**Task to complete:** Show every line below where "name" can be found.

**Data excerpts:**
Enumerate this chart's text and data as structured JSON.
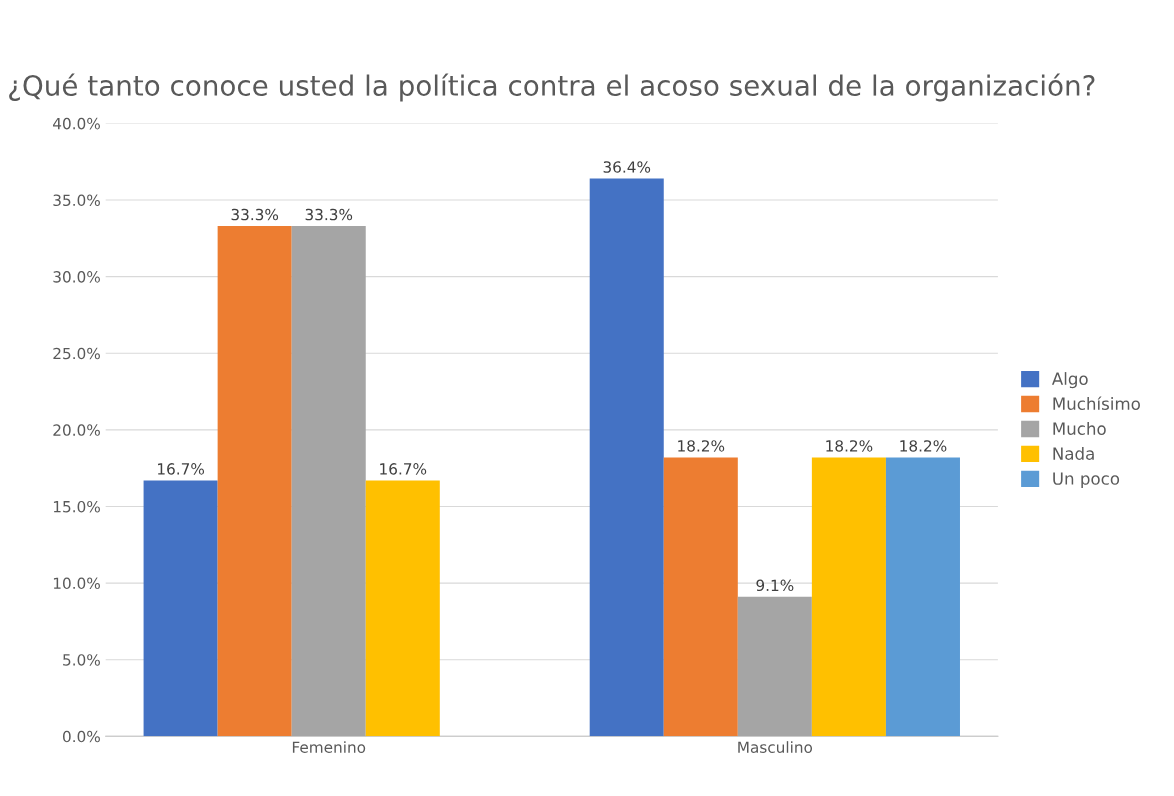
{
  "chart_data": {
    "type": "bar",
    "title": "¿Qué tanto conoce usted la política contra el acoso sexual de la organización?",
    "categories": [
      "Femenino",
      "Masculino"
    ],
    "series": [
      {
        "name": "Algo",
        "color": "#4472c4",
        "values": [
          16.7,
          36.4
        ],
        "value_labels": [
          "16.7%",
          "36.4%"
        ]
      },
      {
        "name": "Muchísimo",
        "color": "#ed7d31",
        "values": [
          33.3,
          18.2
        ],
        "value_labels": [
          "33.3%",
          "18.2%"
        ]
      },
      {
        "name": "Mucho",
        "color": "#a5a5a5",
        "values": [
          33.3,
          9.1
        ],
        "value_labels": [
          "33.3%",
          "9.1%"
        ]
      },
      {
        "name": "Nada",
        "color": "#ffc000",
        "values": [
          16.7,
          18.2
        ],
        "value_labels": [
          "16.7%",
          "18.2%"
        ]
      },
      {
        "name": "Un poco",
        "color": "#5b9bd5",
        "values": [
          null,
          18.2
        ],
        "value_labels": [
          null,
          "18.2%"
        ]
      }
    ],
    "ylim": [
      0,
      40
    ],
    "yticks": [
      {
        "value": 0,
        "label": "0.0%"
      },
      {
        "value": 5,
        "label": "5.0%"
      },
      {
        "value": 10,
        "label": "10.0%"
      },
      {
        "value": 15,
        "label": "15.0%"
      },
      {
        "value": 20,
        "label": "20.0%"
      },
      {
        "value": 25,
        "label": "25.0%"
      },
      {
        "value": 30,
        "label": "30.0%"
      },
      {
        "value": 35,
        "label": "35.0%"
      },
      {
        "value": 40,
        "label": "40.0%"
      }
    ],
    "grid": "y",
    "legend": "right"
  }
}
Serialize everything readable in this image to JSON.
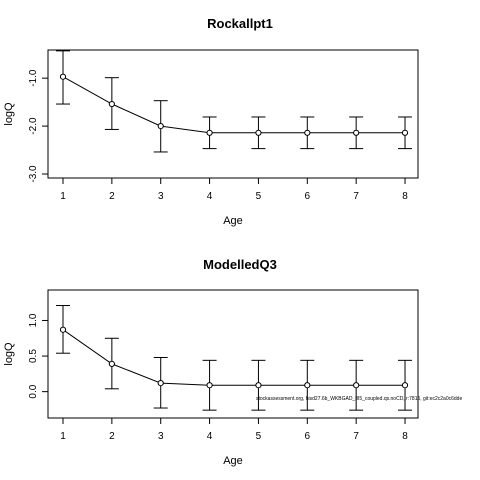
{
  "chart_data": [
    {
      "type": "line",
      "title": "Rockallpt1",
      "xlabel": "Age",
      "ylabel": "logQ",
      "x": [
        1,
        2,
        3,
        4,
        5,
        6,
        7,
        8
      ],
      "y_ticks": [
        -3.0,
        -2.0,
        -1.0
      ],
      "y_tick_labels": [
        "-3.0",
        "-2.0",
        "-1.0"
      ],
      "ylim": [
        -3.0,
        -0.6
      ],
      "series": [
        {
          "values": [
            -0.97,
            -1.54,
            -2.0,
            -2.14,
            -2.14,
            -2.14,
            -2.14,
            -2.14
          ],
          "lower": [
            -1.54,
            -2.07,
            -2.54,
            -2.47,
            -2.47,
            -2.47,
            -2.47,
            -2.47
          ],
          "upper": [
            -0.43,
            -0.99,
            -1.47,
            -1.81,
            -1.81,
            -1.81,
            -1.81,
            -1.81
          ]
        }
      ],
      "grid": false
    },
    {
      "type": "line",
      "title": "ModelledQ3",
      "xlabel": "Age",
      "ylabel": "logQ",
      "x": [
        1,
        2,
        3,
        4,
        5,
        6,
        7,
        8
      ],
      "y_ticks": [
        0.0,
        0.5,
        1.0
      ],
      "y_tick_labels": [
        "0.0",
        "0.5",
        "1.0"
      ],
      "ylim": [
        -0.3,
        1.4
      ],
      "series": [
        {
          "values": [
            0.87,
            0.39,
            0.12,
            0.09,
            0.09,
            0.09,
            0.09,
            0.09
          ],
          "lower": [
            0.54,
            0.04,
            -0.23,
            -0.26,
            -0.26,
            -0.26,
            -0.26,
            -0.26
          ],
          "upper": [
            1.21,
            0.75,
            0.48,
            0.44,
            0.44,
            0.44,
            0.44,
            0.44
          ]
        }
      ],
      "annotations": [
        "stockassessment.org, hisd27.6b_WKBGAD_8I5_coupled.qs.noCD, r:7815, git:ec2c2a0c6dde"
      ],
      "grid": false
    }
  ]
}
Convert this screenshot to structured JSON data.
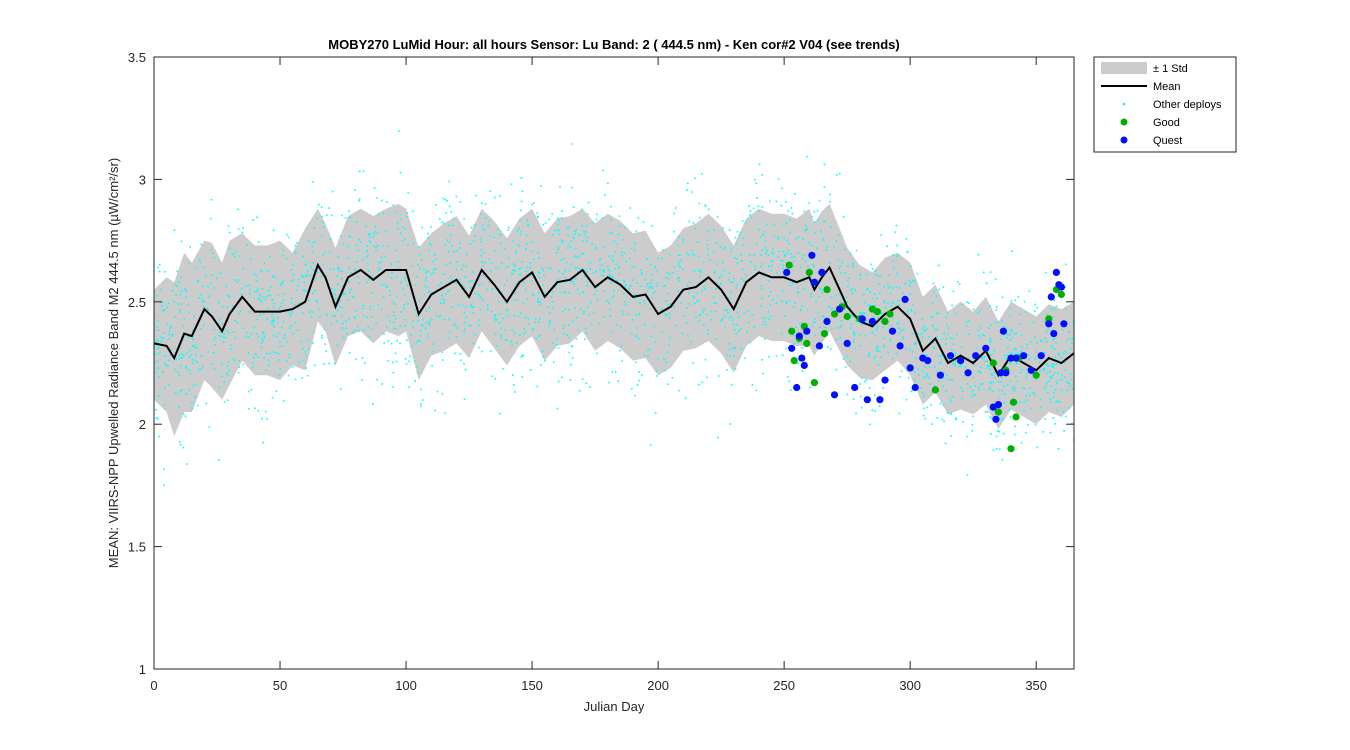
{
  "chart_data": {
    "type": "scatter",
    "title": "MOBY270   LuMid  Hour: all hours  Sensor: Lu Band: 2 ( 444.5 nm)  - Ken cor#2 V04 (see trends)",
    "xlabel": "Julian Day",
    "ylabel": "MEAN: VIIRS-NPP Upwelled Radiance Band M2 444.5 nm (µW/cm²/sr)",
    "xlim": [
      0,
      365
    ],
    "ylim": [
      1,
      3.5
    ],
    "xticks": [
      0,
      50,
      100,
      150,
      200,
      250,
      300,
      350
    ],
    "yticks": [
      1,
      1.5,
      2,
      2.5,
      3,
      3.5
    ],
    "ytick_labels": [
      "1",
      "1.5",
      "2",
      "2.5",
      "3",
      "3.5"
    ],
    "legend_position": "outside top-right",
    "legend": [
      "± 1 Std",
      "Mean",
      "Other deploys",
      "Good",
      "Quest"
    ],
    "colors": {
      "std_band": "#cccccc",
      "mean": "#000000",
      "other": "#00ffff",
      "good": "#00b000",
      "quest": "#0010ff"
    },
    "mean": {
      "x": [
        0,
        5,
        8,
        12,
        15,
        20,
        23,
        27,
        30,
        35,
        40,
        45,
        50,
        55,
        60,
        65,
        68,
        72,
        77,
        82,
        87,
        92,
        97,
        100,
        105,
        110,
        115,
        120,
        125,
        130,
        135,
        140,
        145,
        150,
        155,
        160,
        165,
        170,
        175,
        180,
        185,
        190,
        195,
        200,
        205,
        210,
        215,
        220,
        225,
        230,
        235,
        240,
        245,
        250,
        255,
        260,
        262,
        265,
        268,
        272,
        275,
        280,
        285,
        290,
        295,
        300,
        305,
        310,
        315,
        320,
        325,
        330,
        335,
        340,
        345,
        350,
        355,
        360,
        365
      ],
      "y": [
        2.33,
        2.32,
        2.27,
        2.37,
        2.36,
        2.47,
        2.44,
        2.38,
        2.45,
        2.52,
        2.46,
        2.46,
        2.46,
        2.47,
        2.5,
        2.65,
        2.6,
        2.48,
        2.6,
        2.63,
        2.59,
        2.63,
        2.63,
        2.63,
        2.45,
        2.53,
        2.56,
        2.59,
        2.52,
        2.63,
        2.57,
        2.5,
        2.58,
        2.62,
        2.52,
        2.58,
        2.59,
        2.63,
        2.56,
        2.6,
        2.57,
        2.52,
        2.53,
        2.45,
        2.48,
        2.55,
        2.56,
        2.6,
        2.55,
        2.47,
        2.58,
        2.62,
        2.6,
        2.6,
        2.58,
        2.6,
        2.55,
        2.6,
        2.64,
        2.55,
        2.48,
        2.42,
        2.4,
        2.45,
        2.48,
        2.43,
        2.3,
        2.35,
        2.25,
        2.28,
        2.25,
        2.3,
        2.2,
        2.28,
        2.25,
        2.22,
        2.27,
        2.25,
        2.29
      ]
    },
    "std": {
      "x": [
        0,
        5,
        8,
        12,
        15,
        20,
        23,
        27,
        30,
        35,
        40,
        45,
        50,
        55,
        60,
        65,
        68,
        72,
        77,
        82,
        87,
        92,
        97,
        100,
        105,
        110,
        115,
        120,
        125,
        130,
        135,
        140,
        145,
        150,
        155,
        160,
        165,
        170,
        175,
        180,
        185,
        190,
        195,
        200,
        205,
        210,
        215,
        220,
        225,
        230,
        235,
        240,
        245,
        250,
        255,
        260,
        262,
        265,
        268,
        272,
        275,
        280,
        285,
        290,
        295,
        300,
        305,
        310,
        315,
        320,
        325,
        330,
        335,
        340,
        345,
        350,
        355,
        360,
        365
      ],
      "upper": [
        2.55,
        2.6,
        2.58,
        2.7,
        2.66,
        2.75,
        2.74,
        2.66,
        2.75,
        2.78,
        2.73,
        2.73,
        2.75,
        2.7,
        2.8,
        2.88,
        2.82,
        2.72,
        2.85,
        2.88,
        2.85,
        2.88,
        2.9,
        2.88,
        2.72,
        2.78,
        2.82,
        2.85,
        2.77,
        2.88,
        2.83,
        2.76,
        2.84,
        2.88,
        2.78,
        2.84,
        2.85,
        2.88,
        2.82,
        2.86,
        2.83,
        2.78,
        2.79,
        2.7,
        2.73,
        2.8,
        2.82,
        2.86,
        2.81,
        2.73,
        2.84,
        2.88,
        2.86,
        2.86,
        2.84,
        2.88,
        2.82,
        2.87,
        2.9,
        2.8,
        2.72,
        2.65,
        2.62,
        2.68,
        2.7,
        2.66,
        2.52,
        2.57,
        2.46,
        2.5,
        2.46,
        2.52,
        2.42,
        2.5,
        2.47,
        2.44,
        2.49,
        2.47,
        2.5
      ],
      "lower": [
        2.1,
        2.05,
        1.95,
        2.05,
        2.05,
        2.18,
        2.15,
        2.1,
        2.16,
        2.26,
        2.2,
        2.2,
        2.18,
        2.24,
        2.22,
        2.42,
        2.38,
        2.24,
        2.36,
        2.38,
        2.33,
        2.38,
        2.36,
        2.38,
        2.18,
        2.28,
        2.3,
        2.33,
        2.27,
        2.38,
        2.31,
        2.24,
        2.32,
        2.36,
        2.26,
        2.32,
        2.33,
        2.38,
        2.3,
        2.34,
        2.31,
        2.26,
        2.27,
        2.2,
        2.23,
        2.3,
        2.31,
        2.34,
        2.29,
        2.21,
        2.32,
        2.36,
        2.34,
        2.34,
        2.32,
        2.32,
        2.28,
        2.33,
        2.38,
        2.3,
        2.24,
        2.19,
        2.18,
        2.22,
        2.26,
        2.2,
        2.08,
        2.13,
        2.04,
        2.06,
        2.04,
        2.08,
        1.98,
        2.06,
        2.03,
        2.0,
        2.05,
        2.03,
        2.08
      ]
    },
    "good": {
      "x": [
        252,
        253,
        254,
        256,
        258,
        259,
        260,
        262,
        266,
        267,
        270,
        273,
        275,
        280,
        285,
        287,
        290,
        292,
        310,
        320,
        333,
        335,
        338,
        340,
        341,
        342,
        343,
        350,
        355,
        358,
        360
      ],
      "y": [
        2.65,
        2.38,
        2.26,
        2.35,
        2.4,
        2.33,
        2.62,
        2.17,
        2.37,
        2.55,
        2.45,
        2.48,
        2.44,
        2.43,
        2.47,
        2.46,
        2.42,
        2.45,
        2.14,
        2.26,
        2.25,
        2.05,
        2.22,
        1.9,
        2.09,
        2.03,
        2.27,
        2.2,
        2.43,
        2.55,
        2.53
      ]
    },
    "quest": {
      "x": [
        251,
        253,
        255,
        256,
        257,
        258,
        259,
        261,
        262,
        264,
        265,
        267,
        270,
        272,
        275,
        278,
        281,
        283,
        285,
        288,
        290,
        293,
        296,
        298,
        300,
        302,
        305,
        307,
        312,
        316,
        320,
        323,
        326,
        330,
        333,
        334,
        335,
        336,
        337,
        338,
        340,
        342,
        345,
        348,
        352,
        355,
        356,
        357,
        358,
        359,
        360,
        361
      ],
      "y": [
        2.62,
        2.31,
        2.15,
        2.36,
        2.27,
        2.24,
        2.38,
        2.69,
        2.58,
        2.32,
        2.62,
        2.42,
        2.12,
        2.47,
        2.33,
        2.15,
        2.43,
        2.1,
        2.42,
        2.1,
        2.18,
        2.38,
        2.32,
        2.51,
        2.23,
        2.15,
        2.27,
        2.26,
        2.2,
        2.28,
        2.26,
        2.21,
        2.28,
        2.31,
        2.07,
        2.02,
        2.08,
        2.21,
        2.38,
        2.21,
        2.27,
        2.27,
        2.28,
        2.22,
        2.28,
        2.41,
        2.52,
        2.37,
        2.62,
        2.57,
        2.56,
        2.41
      ]
    },
    "other_deploys": {
      "description_scatter": "dense cyan point cloud around the mean band"
    }
  }
}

**Written response:**
        "name": "Algo",
        "name": "Muchísimo",
        "name": "Mucho",
        "name": "Nada",
        "name": "Un poco",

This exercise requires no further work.